Saved data entries
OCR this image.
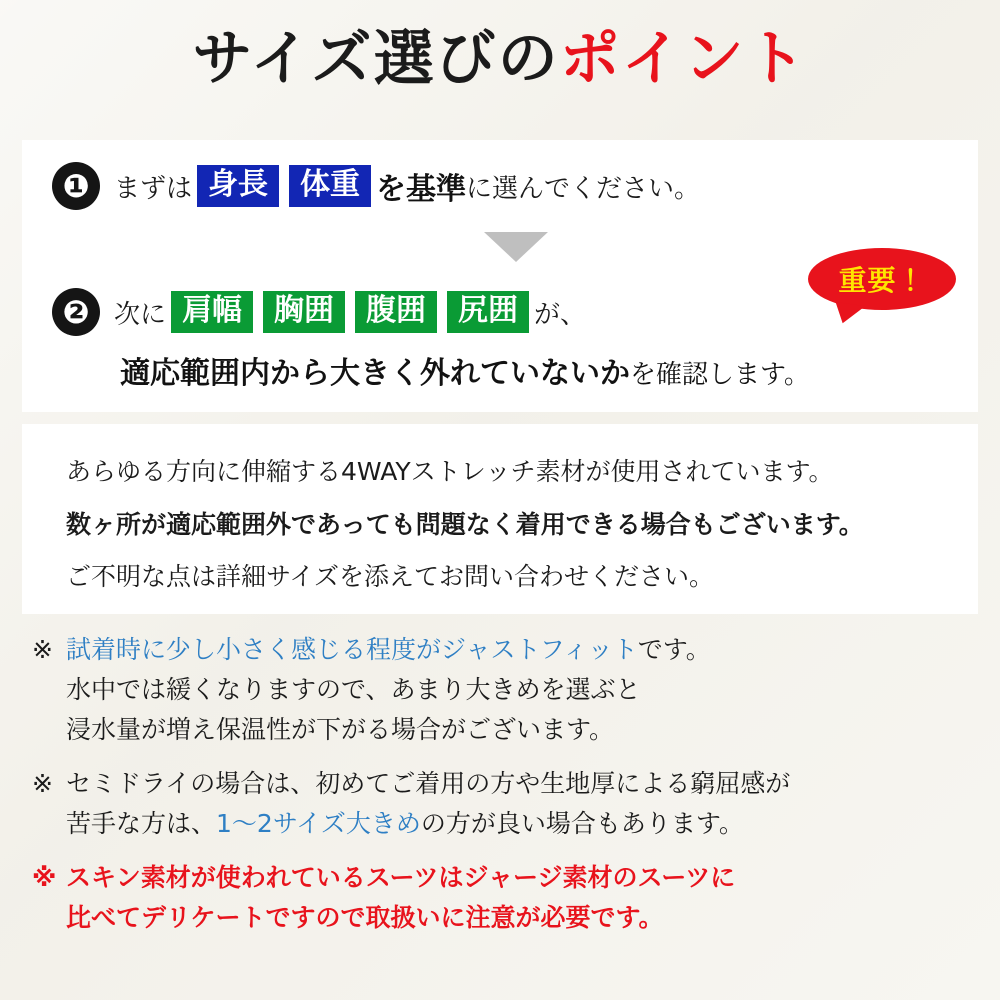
サイズ選びのポイント
❶ まずは 身長	体重 を基準 に選んでください。
❷ 次に 肩幅	胸囲	腹囲	尻囲 が、
適応範囲内から大きく外れていないかを確認します。
重要！
あらゆる方向に伸縮する4WAYストレッチ素材が使用されています。
数ヶ所が適応範囲外であっても問題なく着用できる場合もございます。
ご不明な点は詳細サイズを添えてお問い合わせください。
※ 試着時に少し小さく感じる程度がジャストフィットです。
水中では緩くなりますので、あまり大きめを選ぶと
浸水量が増え保温性が下がる場合がございます。
※ セミドライの場合は、初めてご着用の方や生地厚による窮屈感が
苦手な方は、1〜2サイズ大きめの方が良い場合もあります。
※ スキン素材が使われているスーツはジャージ素材のスーツに
比べてデリケートですので取扱いに注意が必要です。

[EXERCISE]: Skip the images and write out the rest of the listing exactly.

[WRITTEN SOLUTION]:
OCR this image.
サイズ選びのポイント
❶ まずは 身長	体重 を基準 に選んでください。
❷ 次に 肩幅	胸囲	腹囲	尻囲 が、
適応範囲内から大きく外れていないかを確認します。
重要！
あらゆる方向に伸縮する4WAYストレッチ素材が使用されています。
数ヶ所が適応範囲外であっても問題なく着用できる場合もございます。
ご不明な点は詳細サイズを添えてお問い合わせください。
※ 試着時に少し小さく感じる程度がジャストフィットです。
水中では緩くなりますので、あまり大きめを選ぶと
浸水量が増え保温性が下がる場合がございます。
※ セミドライの場合は、初めてご着用の方や生地厚による窮屈感が
苦手な方は、1〜2サイズ大きめの方が良い場合もあります。
※ スキン素材が使われているスーツはジャージ素材のスーツに
比べてデリケートですので取扱いに注意が必要です。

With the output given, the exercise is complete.